▸ Supplied records
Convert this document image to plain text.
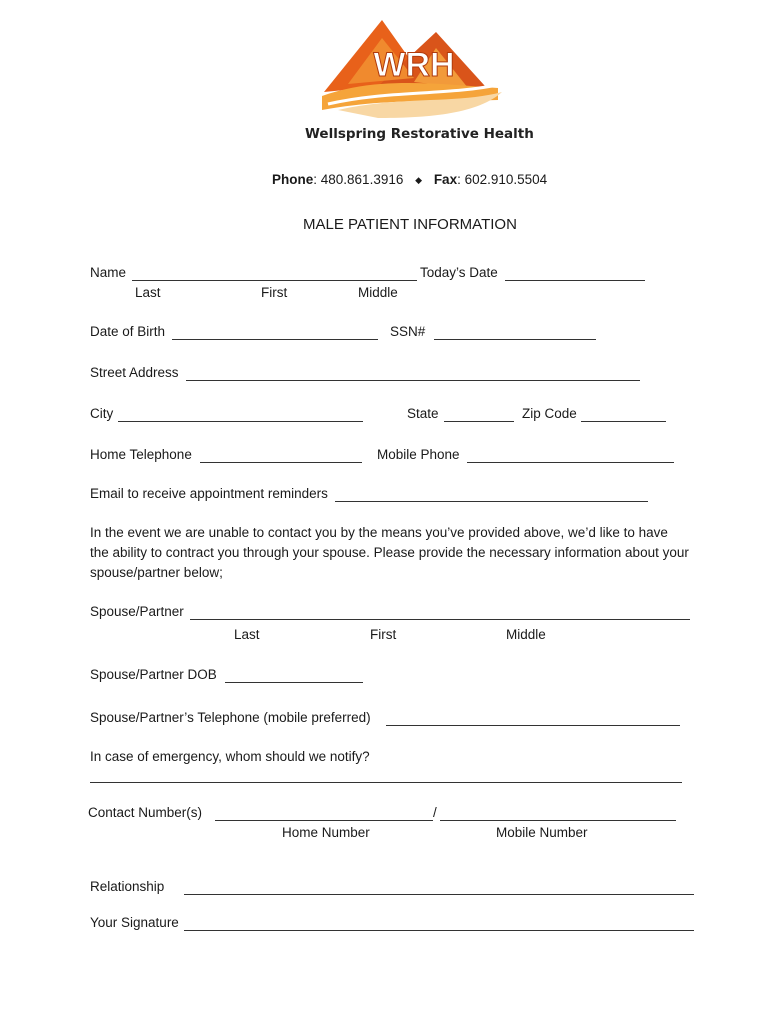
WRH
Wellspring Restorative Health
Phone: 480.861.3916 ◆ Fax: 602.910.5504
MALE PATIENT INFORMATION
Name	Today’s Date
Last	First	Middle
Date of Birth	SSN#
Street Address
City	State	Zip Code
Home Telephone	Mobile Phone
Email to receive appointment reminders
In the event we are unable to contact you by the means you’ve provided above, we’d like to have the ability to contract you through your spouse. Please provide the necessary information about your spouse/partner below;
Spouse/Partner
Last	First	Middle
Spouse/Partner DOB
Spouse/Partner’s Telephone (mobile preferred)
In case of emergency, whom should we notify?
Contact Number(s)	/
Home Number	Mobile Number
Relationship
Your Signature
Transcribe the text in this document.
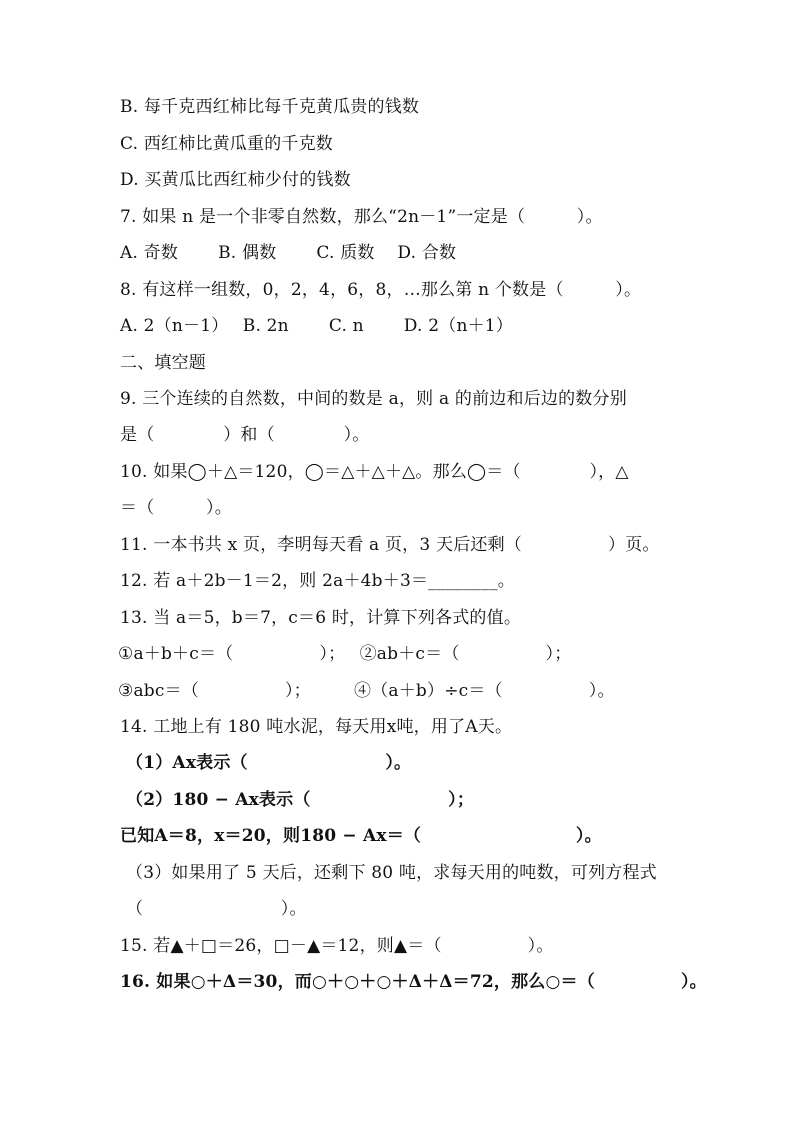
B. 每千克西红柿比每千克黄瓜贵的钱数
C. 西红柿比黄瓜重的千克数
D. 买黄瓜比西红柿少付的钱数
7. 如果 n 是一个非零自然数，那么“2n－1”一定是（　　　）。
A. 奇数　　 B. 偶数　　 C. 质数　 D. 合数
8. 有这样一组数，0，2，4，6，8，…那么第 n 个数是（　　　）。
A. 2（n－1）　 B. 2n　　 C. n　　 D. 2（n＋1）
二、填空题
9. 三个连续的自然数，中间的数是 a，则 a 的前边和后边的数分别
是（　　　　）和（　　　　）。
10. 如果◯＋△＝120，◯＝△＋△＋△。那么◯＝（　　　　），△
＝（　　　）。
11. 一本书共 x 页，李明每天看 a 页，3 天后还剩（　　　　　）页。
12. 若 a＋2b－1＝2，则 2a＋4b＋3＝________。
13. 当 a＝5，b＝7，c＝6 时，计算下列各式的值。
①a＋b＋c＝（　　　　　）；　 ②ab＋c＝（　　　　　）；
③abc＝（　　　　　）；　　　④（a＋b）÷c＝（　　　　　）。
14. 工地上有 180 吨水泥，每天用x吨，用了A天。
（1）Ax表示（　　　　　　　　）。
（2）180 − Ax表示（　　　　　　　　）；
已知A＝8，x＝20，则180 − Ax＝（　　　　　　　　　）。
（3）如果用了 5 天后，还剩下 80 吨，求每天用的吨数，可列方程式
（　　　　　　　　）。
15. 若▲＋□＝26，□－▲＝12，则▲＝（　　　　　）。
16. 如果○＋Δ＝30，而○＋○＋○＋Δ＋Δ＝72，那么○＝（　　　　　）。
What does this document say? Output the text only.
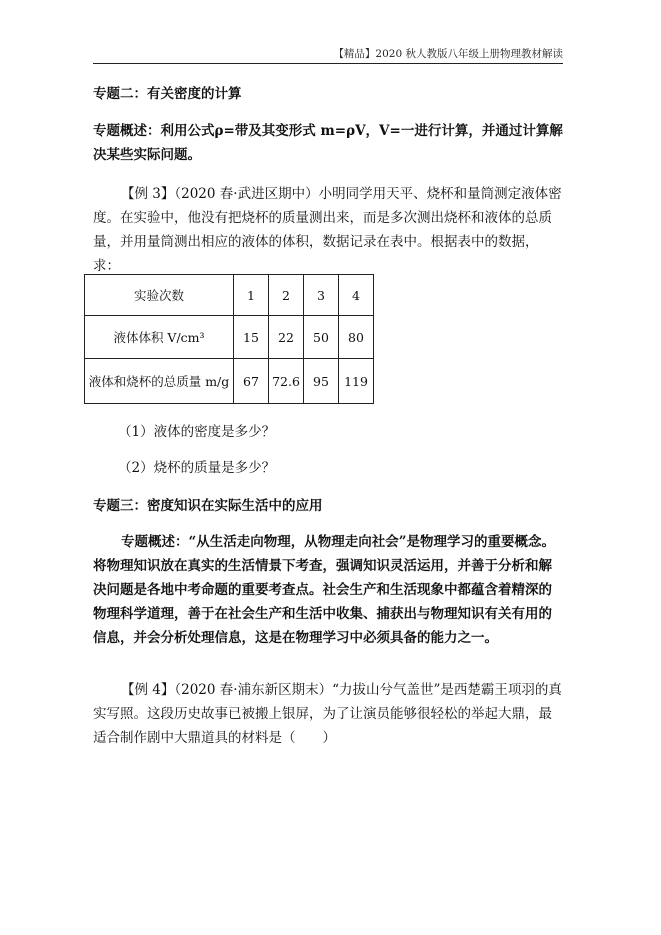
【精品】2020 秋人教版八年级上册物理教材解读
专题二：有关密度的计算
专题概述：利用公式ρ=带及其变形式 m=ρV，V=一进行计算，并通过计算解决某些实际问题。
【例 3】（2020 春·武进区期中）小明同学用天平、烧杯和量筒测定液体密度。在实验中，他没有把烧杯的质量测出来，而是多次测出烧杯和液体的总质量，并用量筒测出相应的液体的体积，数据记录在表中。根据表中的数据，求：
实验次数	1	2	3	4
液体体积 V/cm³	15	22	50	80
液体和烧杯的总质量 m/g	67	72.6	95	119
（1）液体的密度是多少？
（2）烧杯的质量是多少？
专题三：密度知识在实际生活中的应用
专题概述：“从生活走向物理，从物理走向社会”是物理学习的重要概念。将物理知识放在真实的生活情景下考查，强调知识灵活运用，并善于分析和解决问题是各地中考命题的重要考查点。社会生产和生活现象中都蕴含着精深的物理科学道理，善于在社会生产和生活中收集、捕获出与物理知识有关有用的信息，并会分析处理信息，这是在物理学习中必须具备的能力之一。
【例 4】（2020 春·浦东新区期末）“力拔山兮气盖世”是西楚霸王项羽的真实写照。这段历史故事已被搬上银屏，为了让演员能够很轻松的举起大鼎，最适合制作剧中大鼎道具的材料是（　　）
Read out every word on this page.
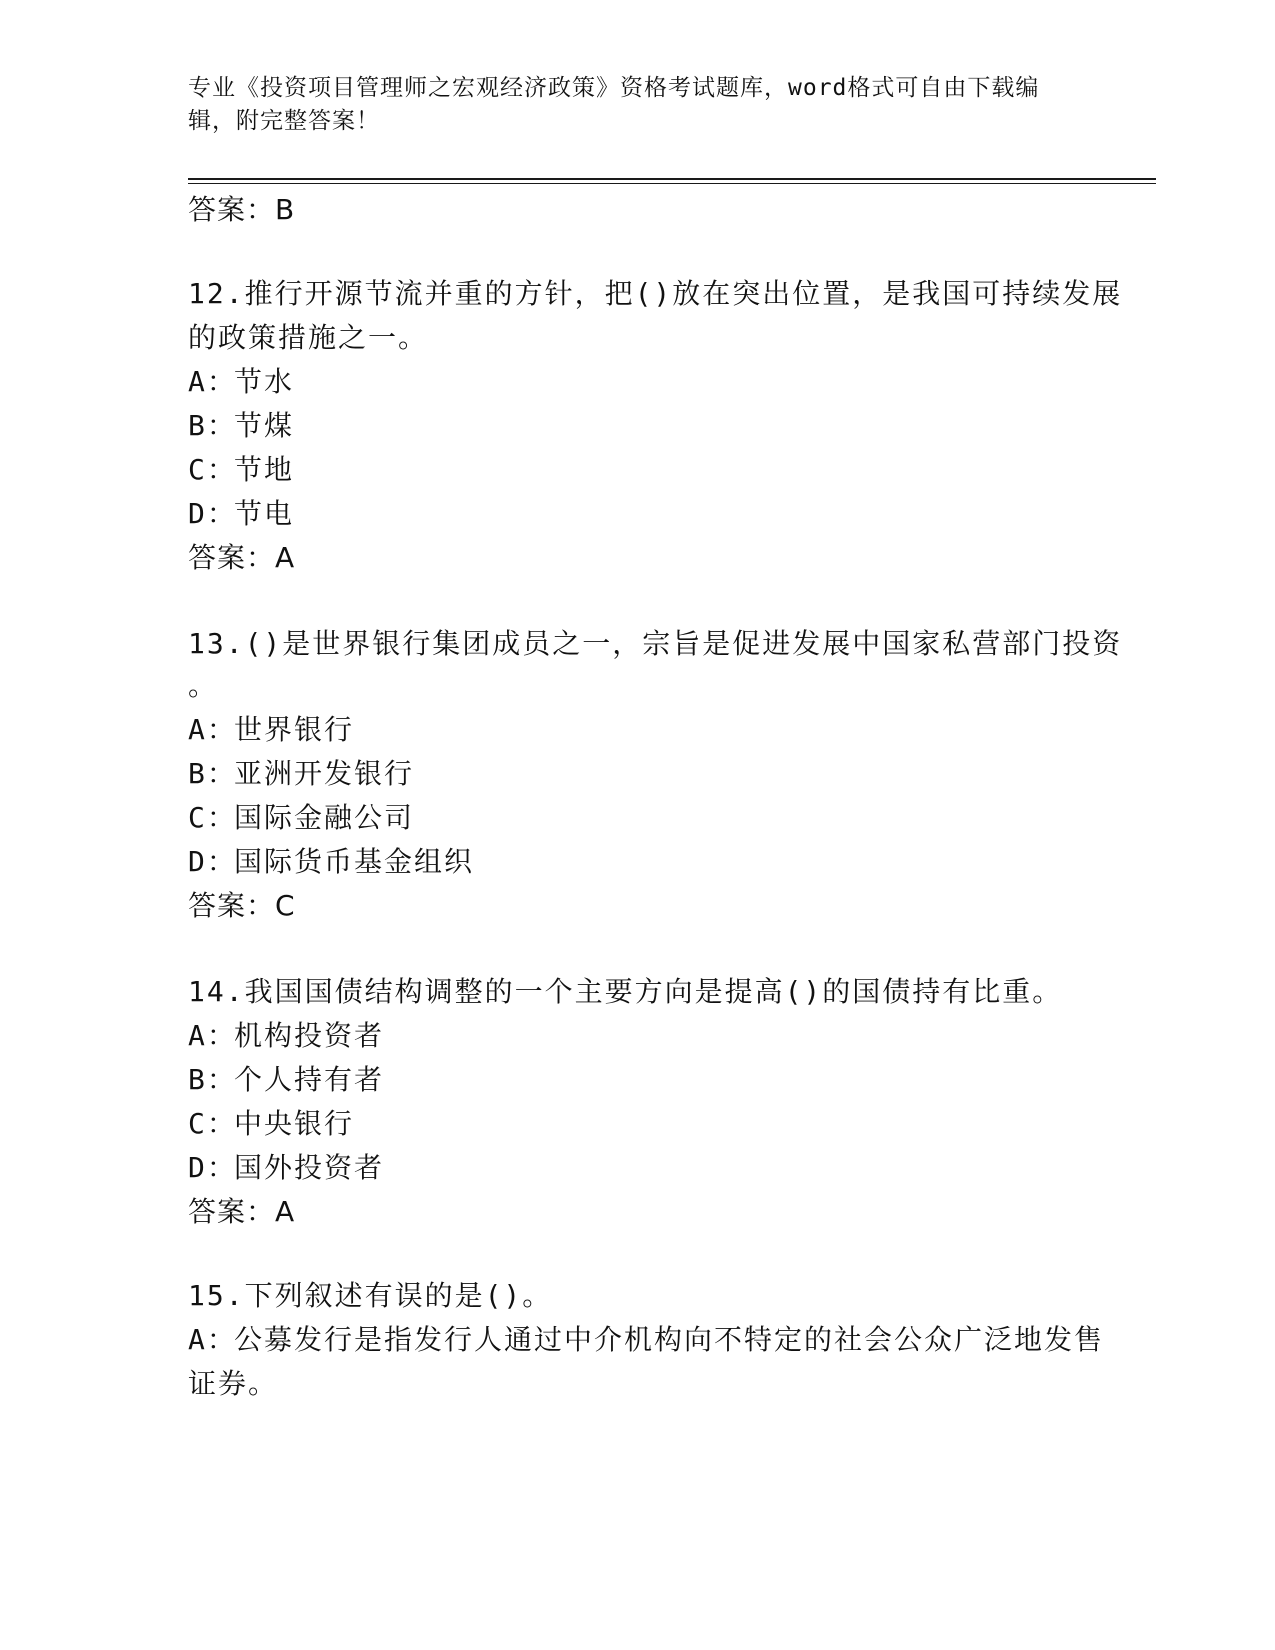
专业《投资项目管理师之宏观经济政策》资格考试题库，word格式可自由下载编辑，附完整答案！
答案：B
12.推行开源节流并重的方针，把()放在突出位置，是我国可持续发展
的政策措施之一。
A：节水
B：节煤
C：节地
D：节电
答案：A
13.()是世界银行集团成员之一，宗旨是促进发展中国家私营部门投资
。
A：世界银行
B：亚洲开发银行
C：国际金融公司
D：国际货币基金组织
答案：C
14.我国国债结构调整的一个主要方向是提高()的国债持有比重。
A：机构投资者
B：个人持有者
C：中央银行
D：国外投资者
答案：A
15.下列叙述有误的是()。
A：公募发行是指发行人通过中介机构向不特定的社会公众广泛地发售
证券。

▸ Exercise description
Locate the line containing "Read out every word on this page." in the records above, then output it and every line after it through the last, excluding pictures.

▸ Result for this task
Read out every word on this page.
专业《投资项目管理师之宏观经济政策》资格考试题库，word格式可自由下载编辑，附完整答案！
答案：B
12.推行开源节流并重的方针，把()放在突出位置，是我国可持续发展
的政策措施之一。
A：节水
B：节煤
C：节地
D：节电
答案：A
13.()是世界银行集团成员之一，宗旨是促进发展中国家私营部门投资
。
A：世界银行
B：亚洲开发银行
C：国际金融公司
D：国际货币基金组织
答案：C
14.我国国债结构调整的一个主要方向是提高()的国债持有比重。
A：机构投资者
B：个人持有者
C：中央银行
D：国外投资者
答案：A
15.下列叙述有误的是()。
A：公募发行是指发行人通过中介机构向不特定的社会公众广泛地发售
证券。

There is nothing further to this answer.